» **AIM**
Pictures should be excluded; otherwise, copy every entry exactly.

[start INPUT ROWS]

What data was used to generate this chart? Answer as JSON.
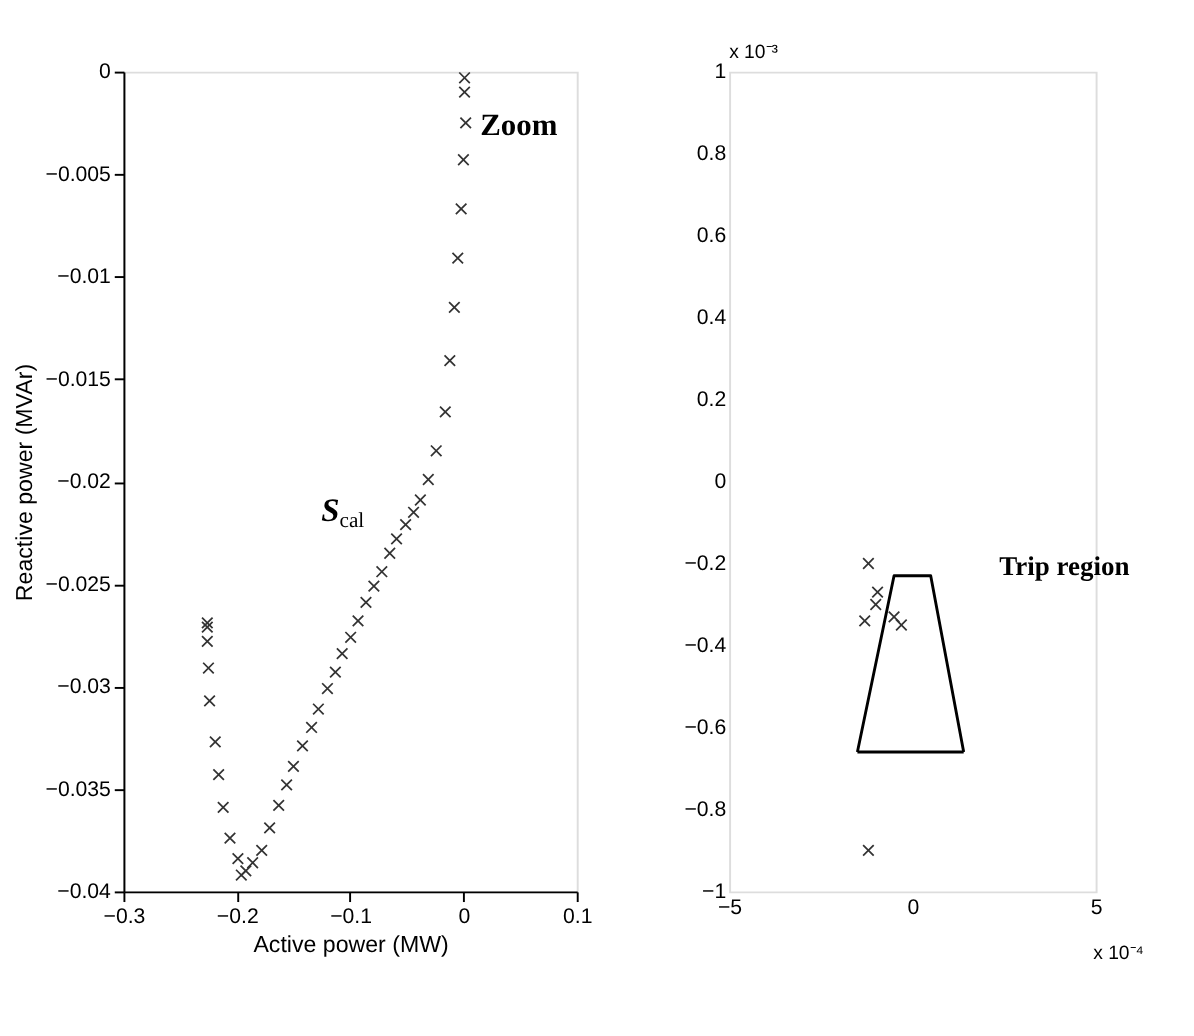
{
  "chart_data": [
    {
      "type": "scatter",
      "xlabel": "Active power (MW)",
      "ylabel": "Reactive power (MVAr)",
      "xlim": [
        -0.3,
        0.1
      ],
      "ylim": [
        -0.04,
        0
      ],
      "xticks": [
        -0.3,
        -0.2,
        -0.1,
        0,
        0.1
      ],
      "yticks": [
        -0.04,
        -0.035,
        -0.03,
        -0.025,
        -0.02,
        -0.015,
        -0.01,
        -0.005,
        0
      ],
      "grid": false,
      "marker": "cross",
      "series": [
        {
          "color": "#333333",
          "x": [
            0.001,
            0.001,
            0.002,
            0,
            -0.002,
            -0.005,
            -0.008,
            -0.012,
            -0.016,
            -0.024,
            -0.031,
            -0.038,
            -0.044,
            -0.051,
            -0.059,
            -0.065,
            -0.072,
            -0.079,
            -0.086,
            -0.093,
            -0.0995,
            -0.107,
            -0.113,
            -0.12,
            -0.128,
            -0.134,
            -0.142,
            -0.15,
            -0.156,
            -0.163,
            -0.171,
            -0.178,
            -0.186,
            -0.192,
            -0.196,
            -0.199,
            -0.206,
            -0.212,
            -0.216,
            -0.219,
            -0.224,
            -0.225,
            -0.226,
            -0.226,
            -0.226
          ],
          "values": [
            -0.0003,
            -0.001,
            -0.0025,
            -0.0043,
            -0.0067,
            -0.0091,
            -0.0115,
            -0.0141,
            -0.0166,
            -0.0185,
            -0.0199,
            -0.0209,
            -0.0215,
            -0.0221,
            -0.0228,
            -0.0235,
            -0.0244,
            -0.0251,
            -0.0259,
            -0.0268,
            -0.0276,
            -0.0284,
            -0.0293,
            -0.0301,
            -0.0311,
            -0.032,
            -0.0329,
            -0.0339,
            -0.0348,
            -0.0358,
            -0.0369,
            -0.038,
            -0.0386,
            -0.039,
            -0.0392,
            -0.0384,
            -0.0374,
            -0.0359,
            -0.0343,
            -0.0327,
            -0.0307,
            -0.0291,
            -0.0278,
            -0.0271,
            -0.0269
          ]
        }
      ],
      "annotations": [
        "Zoom",
        "S$_{cal}$"
      ]
    },
    {
      "type": "scatter",
      "xlim": [
        -5,
        5
      ],
      "ylim": [
        -1,
        1
      ],
      "xticks": [
        -5,
        0,
        5
      ],
      "yticks": [
        -1,
        -0.8,
        -0.6,
        -0.4,
        -0.2,
        0,
        0.2,
        0.4,
        0.6,
        0.8,
        1
      ],
      "grid": false,
      "marker": "cross",
      "series": [
        {
          "color": "#333333",
          "x": [
            -1.2,
            -0.95,
            -1.0,
            -1.3,
            -0.5,
            -0.3,
            -1.2
          ],
          "values": [
            -0.2,
            -0.27,
            -0.3,
            -0.34,
            -0.33,
            -0.35,
            -0.9
          ]
        },
        {
          "type": "line",
          "color": "#000000",
          "marker": "none",
          "line_style": "solid",
          "x": [
            -1.5,
            -0.5,
            0.5,
            1.4
          ],
          "values": [
            -0.66,
            -0.23,
            -0.23,
            -0.66
          ]
        },
        {
          "type": "line",
          "color": "#000000",
          "marker": "none",
          "line_style": "solid",
          "x": [
            -1.5,
            1.4
          ],
          "values": [
            -0.66,
            -0.66
          ]
        }
      ],
      "annotations": [
        "x 10⁻³",
        "x 10⁻⁴",
        "Trip region"
      ]
    }
  ]
}
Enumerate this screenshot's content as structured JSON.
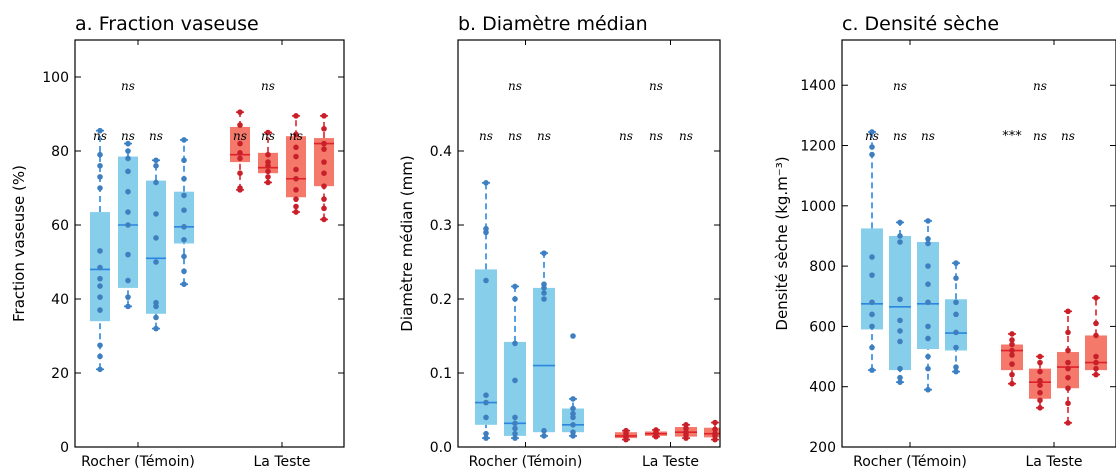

[end INPUT ROWS]

» **RESULT OF THE TASK**
What data was used to generate this chart? Answer as JSON.
{
  "chart_data": [
    {
      "type": "scatter",
      "xlabel": "Active power (MW)",
      "ylabel": "Reactive power (MVAr)",
      "xlim": [
        -0.3,
        0.1
      ],
      "ylim": [
        -0.04,
        0
      ],
      "xticks": [
        -0.3,
        -0.2,
        -0.1,
        0,
        0.1
      ],
      "yticks": [
        -0.04,
        -0.035,
        -0.03,
        -0.025,
        -0.02,
        -0.015,
        -0.01,
        -0.005,
        0
      ],
      "grid": false,
      "marker": "cross",
      "series": [
        {
          "color": "#333333",
          "x": [
            0.001,
            0.001,
            0.002,
            0,
            -0.002,
            -0.005,
            -0.008,
            -0.012,
            -0.016,
            -0.024,
            -0.031,
            -0.038,
            -0.044,
            -0.051,
            -0.059,
            -0.065,
            -0.072,
            -0.079,
            -0.086,
            -0.093,
            -0.0995,
            -0.107,
            -0.113,
            -0.12,
            -0.128,
            -0.134,
            -0.142,
            -0.15,
            -0.156,
            -0.163,
            -0.171,
            -0.178,
            -0.186,
            -0.192,
            -0.196,
            -0.199,
            -0.206,
            -0.212,
            -0.216,
            -0.219,
            -0.224,
            -0.225,
            -0.226,
            -0.226,
            -0.226
          ],
          "values": [
            -0.0003,
            -0.001,
            -0.0025,
            -0.0043,
            -0.0067,
            -0.0091,
            -0.0115,
            -0.0141,
            -0.0166,
            -0.0185,
            -0.0199,
            -0.0209,
            -0.0215,
            -0.0221,
            -0.0228,
            -0.0235,
            -0.0244,
            -0.0251,
            -0.0259,
            -0.0268,
            -0.0276,
            -0.0284,
            -0.0293,
            -0.0301,
            -0.0311,
            -0.032,
            -0.0329,
            -0.0339,
            -0.0348,
            -0.0358,
            -0.0369,
            -0.038,
            -0.0386,
            -0.039,
            -0.0392,
            -0.0384,
            -0.0374,
            -0.0359,
            -0.0343,
            -0.0327,
            -0.0307,
            -0.0291,
            -0.0278,
            -0.0271,
            -0.0269
          ]
        }
      ],
      "annotations": [
        "Zoom",
        "S$_{cal}$"
      ]
    },
    {
      "type": "scatter",
      "xlim": [
        -5,
        5
      ],
      "ylim": [
        -1,
        1
      ],
      "xticks": [
        -5,
        0,
        5
      ],
      "yticks": [
        -1,
        -0.8,
        -0.6,
        -0.4,
        -0.2,
        0,
        0.2,
        0.4,
        0.6,
        0.8,
        1
      ],
      "grid": false,
      "marker": "cross",
      "series": [
        {
          "color": "#333333",
          "x": [
            -1.2,
            -0.95,
            -1.0,
            -1.3,
            -0.5,
            -0.3,
            -1.2
          ],
          "values": [
            -0.2,
            -0.27,
            -0.3,
            -0.34,
            -0.33,
            -0.35,
            -0.9
          ]
        },
        {
          "type": "line",
          "color": "#000000",
          "marker": "none",
          "line_style": "solid",
          "x": [
            -1.5,
            -0.5,
            0.5,
            1.4
          ],
          "values": [
            -0.66,
            -0.23,
            -0.23,
            -0.66
          ]
        },
        {
          "type": "line",
          "color": "#000000",
          "marker": "none",
          "line_style": "solid",
          "x": [
            -1.5,
            1.4
          ],
          "values": [
            -0.66,
            -0.66
          ]
        }
      ],
      "annotations": [
        "x 10⁻³",
        "x 10⁻⁴",
        "Trip region"
      ]
    }
  ]
}
Enumerate this screenshot's content as structured JSON.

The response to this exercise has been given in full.